◆ Request
Keep only those lines of the records that include the string "value".
┄┄┄┄┄┄┄┄┄┄┄┄┄┄┄┄┄┄┄┄
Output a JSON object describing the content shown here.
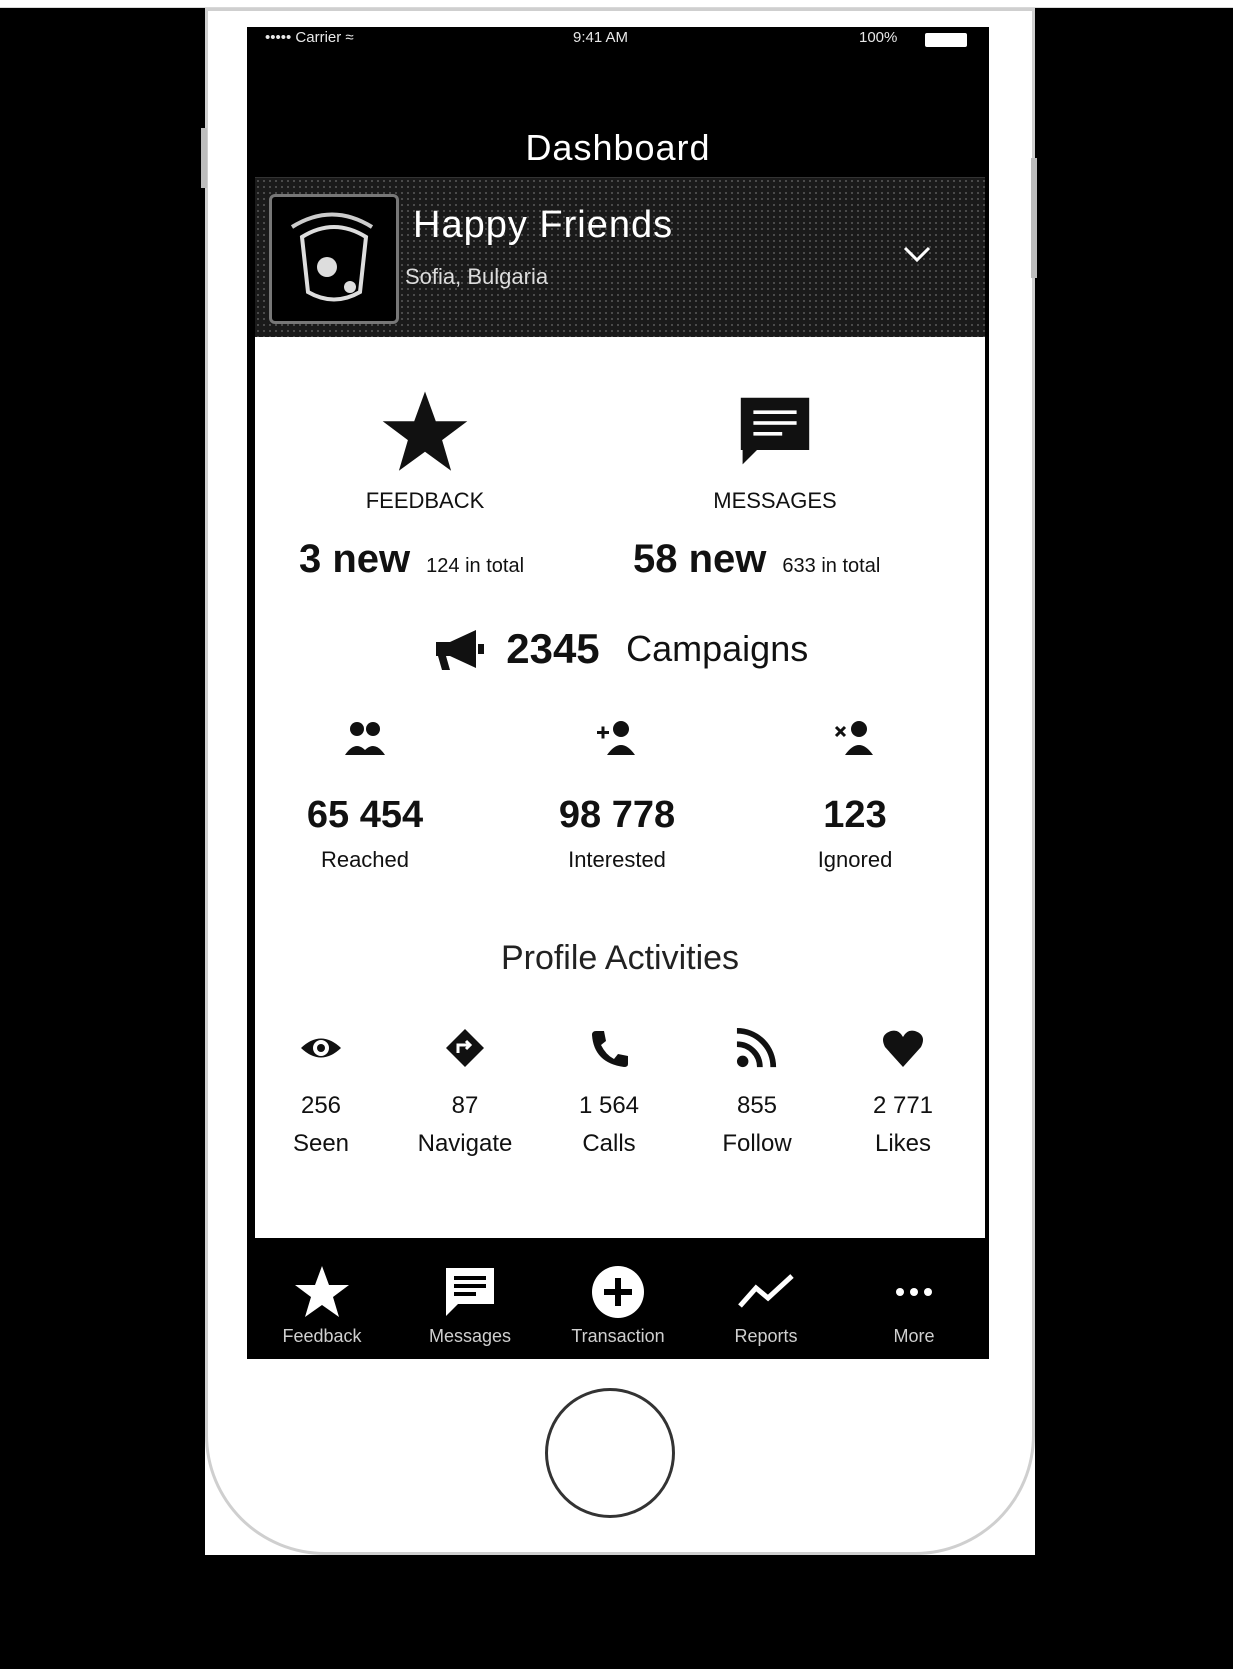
{
  "status_bar": {
    "carrier": "••••• Carrier ≈",
    "time": "9:41 AM",
    "battery": "100%"
  },
  "nav": {
    "title": "Dashboard"
  },
  "profile": {
    "name": "Happy Friends",
    "location": "Sofia, Bulgaria"
  },
  "feedback": {
    "label": "FEEDBACK",
    "new": "3 new",
    "total": "124 in total"
  },
  "messages": {
    "label": "MESSAGES",
    "new": "58 new",
    "total": "633 in total"
  },
  "campaigns": {
    "count": "2345",
    "label": "Campaigns"
  },
  "audience": [
    {
      "icon": "group-icon",
      "value": "65 454",
      "label": "Reached"
    },
    {
      "icon": "add-user-icon",
      "value": "98 778",
      "label": "Interested"
    },
    {
      "icon": "remove-user-icon",
      "value": "123",
      "label": "Ignored"
    }
  ],
  "profile_activities": {
    "title": "Profile Activities",
    "items": [
      {
        "icon": "eye-icon",
        "value": "256",
        "label": "Seen"
      },
      {
        "icon": "navigate-icon",
        "value": "87",
        "label": "Navigate"
      },
      {
        "icon": "phone-icon",
        "value": "1 564",
        "label": "Calls"
      },
      {
        "icon": "rss-icon",
        "value": "855",
        "label": "Follow"
      },
      {
        "icon": "heart-icon",
        "value": "2 771",
        "label": "Likes"
      }
    ]
  },
  "tabs": [
    {
      "icon": "star-icon",
      "label": "Feedback"
    },
    {
      "icon": "message-icon",
      "label": "Messages"
    },
    {
      "icon": "plus-circle-icon",
      "label": "Transaction"
    },
    {
      "icon": "trend-icon",
      "label": "Reports"
    },
    {
      "icon": "more-icon",
      "label": "More"
    }
  ],
  "colors": {
    "accent": "#000000",
    "content_bg": "#ffffff",
    "tab_label": "#cfcfcf"
  }
}
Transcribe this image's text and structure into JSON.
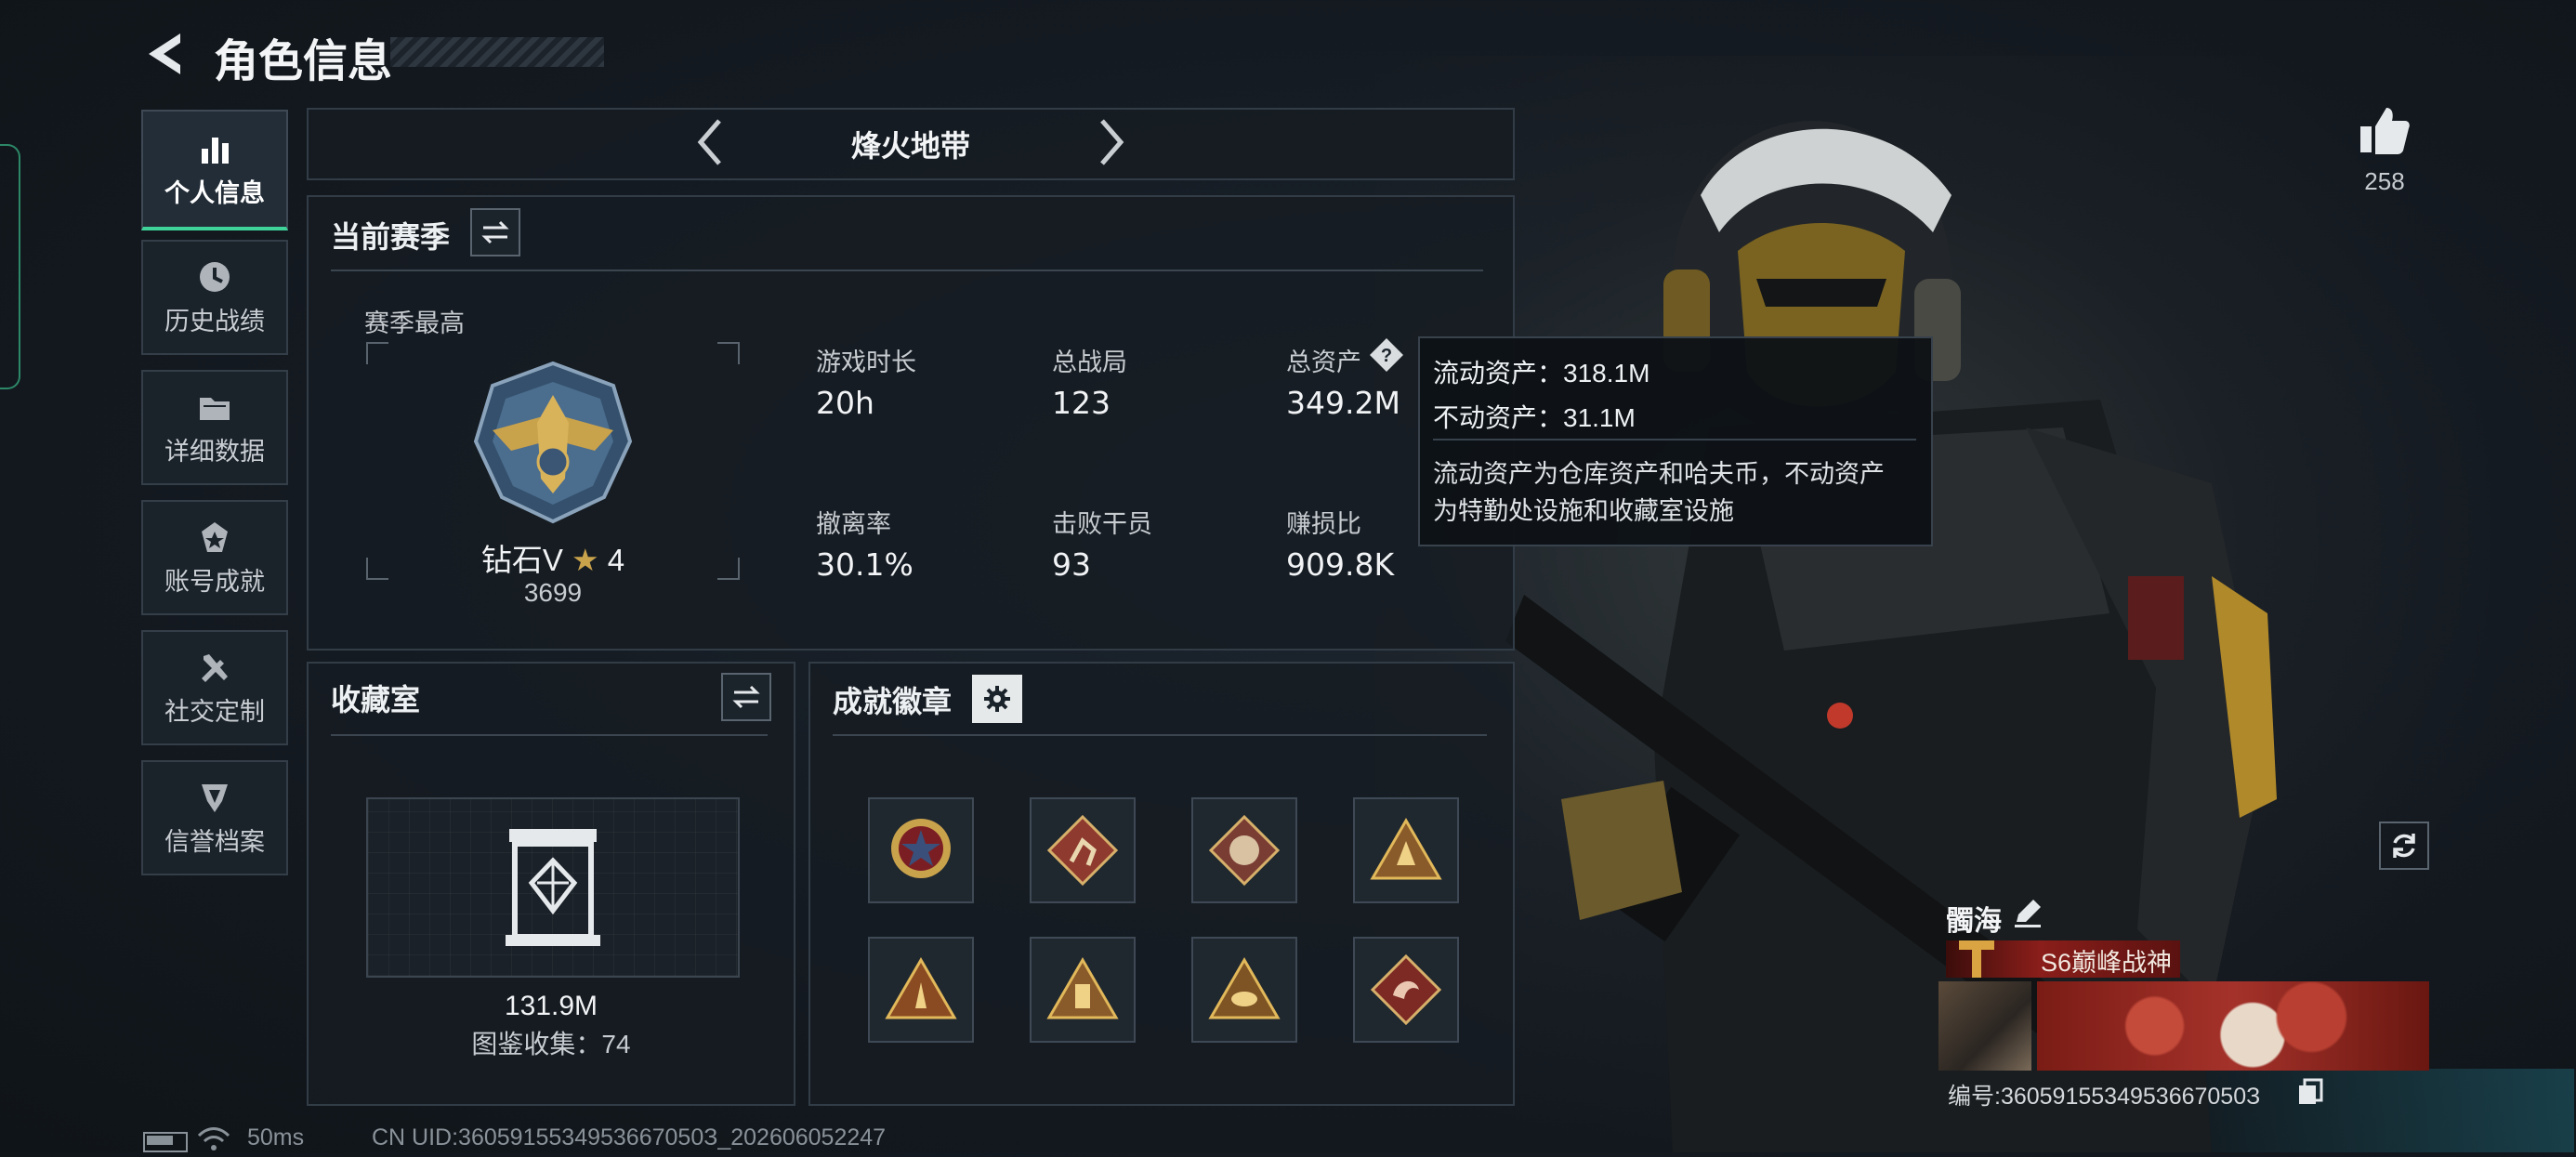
┄┄┄┄┄┄┄┄┄┄┄┄┄┄┄┄┄┄┄┄
◆ Complete answer
      "value": "65 454",
      "value": "98 778",
      "value": "123",
        "value": "256",
        "value": "87",
        "value": "1 564",
        "value": "855",
        "value": "2 771",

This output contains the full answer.